◆ What is expected ◆
Omit every picture while repeating the entries exactly.

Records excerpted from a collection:
━━━━━━━━━━━━━━━━━━━━
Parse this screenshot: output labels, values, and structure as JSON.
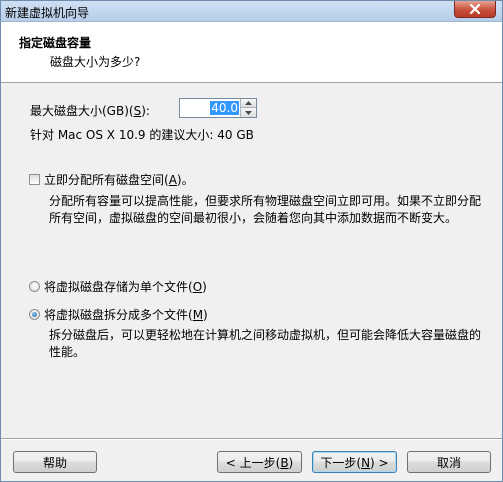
{
  "window": {
    "title": "新建虚拟机向导"
  },
  "header": {
    "title": "指定磁盘容量",
    "subtitle": "磁盘大小为多少?"
  },
  "disk_size": {
    "label_prefix": "最大磁盘大小(GB)(",
    "label_accel": "S",
    "label_suffix": "):",
    "value": "40.0"
  },
  "recommendation": {
    "text": "针对 Mac OS X 10.9 的建议大小: 40 GB"
  },
  "allocate_now": {
    "label_prefix": "立即分配所有磁盘空间(",
    "label_accel": "A",
    "label_suffix": ")。",
    "checked": false,
    "description": "分配所有容量可以提高性能，但要求所有物理磁盘空间立即可用。如果不立即分配所有空间，虚拟磁盘的空间最初很小，会随着您向其中添加数据而不断变大。"
  },
  "storage_options": [
    {
      "label_prefix": "将虚拟磁盘存储为单个文件(",
      "label_accel": "O",
      "label_suffix": ")",
      "selected": false
    },
    {
      "label_prefix": "将虚拟磁盘拆分成多个文件(",
      "label_accel": "M",
      "label_suffix": ")",
      "selected": true
    }
  ],
  "split_description": "拆分磁盘后，可以更轻松地在计算机之间移动虚拟机，但可能会降低大容量磁盘的性能。",
  "buttons": {
    "help": "帮助",
    "back_prefix": "< 上一步(",
    "back_accel": "B",
    "back_suffix": ")",
    "next_prefix": "下一步(",
    "next_accel": "N",
    "next_suffix": ") >",
    "cancel": "取消"
  },
  "colors": {
    "selection": "#3399ff",
    "default_button_border": "#3c7fb1"
  }
}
━━━━━━━━━━━━━━━━━━━━
◆ Result for this task ◆
Parse this screenshot: output labels, values, and structure as JSON.
{
  "window": {
    "title": "新建虚拟机向导"
  },
  "header": {
    "title": "指定磁盘容量",
    "subtitle": "磁盘大小为多少?"
  },
  "disk_size": {
    "label_prefix": "最大磁盘大小(GB)(",
    "label_accel": "S",
    "label_suffix": "):",
    "value": "40.0"
  },
  "recommendation": {
    "text": "针对 Mac OS X 10.9 的建议大小: 40 GB"
  },
  "allocate_now": {
    "label_prefix": "立即分配所有磁盘空间(",
    "label_accel": "A",
    "label_suffix": ")。",
    "checked": false,
    "description": "分配所有容量可以提高性能，但要求所有物理磁盘空间立即可用。如果不立即分配所有空间，虚拟磁盘的空间最初很小，会随着您向其中添加数据而不断变大。"
  },
  "storage_options": [
    {
      "label_prefix": "将虚拟磁盘存储为单个文件(",
      "label_accel": "O",
      "label_suffix": ")",
      "selected": false
    },
    {
      "label_prefix": "将虚拟磁盘拆分成多个文件(",
      "label_accel": "M",
      "label_suffix": ")",
      "selected": true
    }
  ],
  "split_description": "拆分磁盘后，可以更轻松地在计算机之间移动虚拟机，但可能会降低大容量磁盘的性能。",
  "buttons": {
    "help": "帮助",
    "back_prefix": "< 上一步(",
    "back_accel": "B",
    "back_suffix": ")",
    "next_prefix": "下一步(",
    "next_accel": "N",
    "next_suffix": ") >",
    "cancel": "取消"
  },
  "colors": {
    "selection": "#3399ff",
    "default_button_border": "#3c7fb1"
  }
}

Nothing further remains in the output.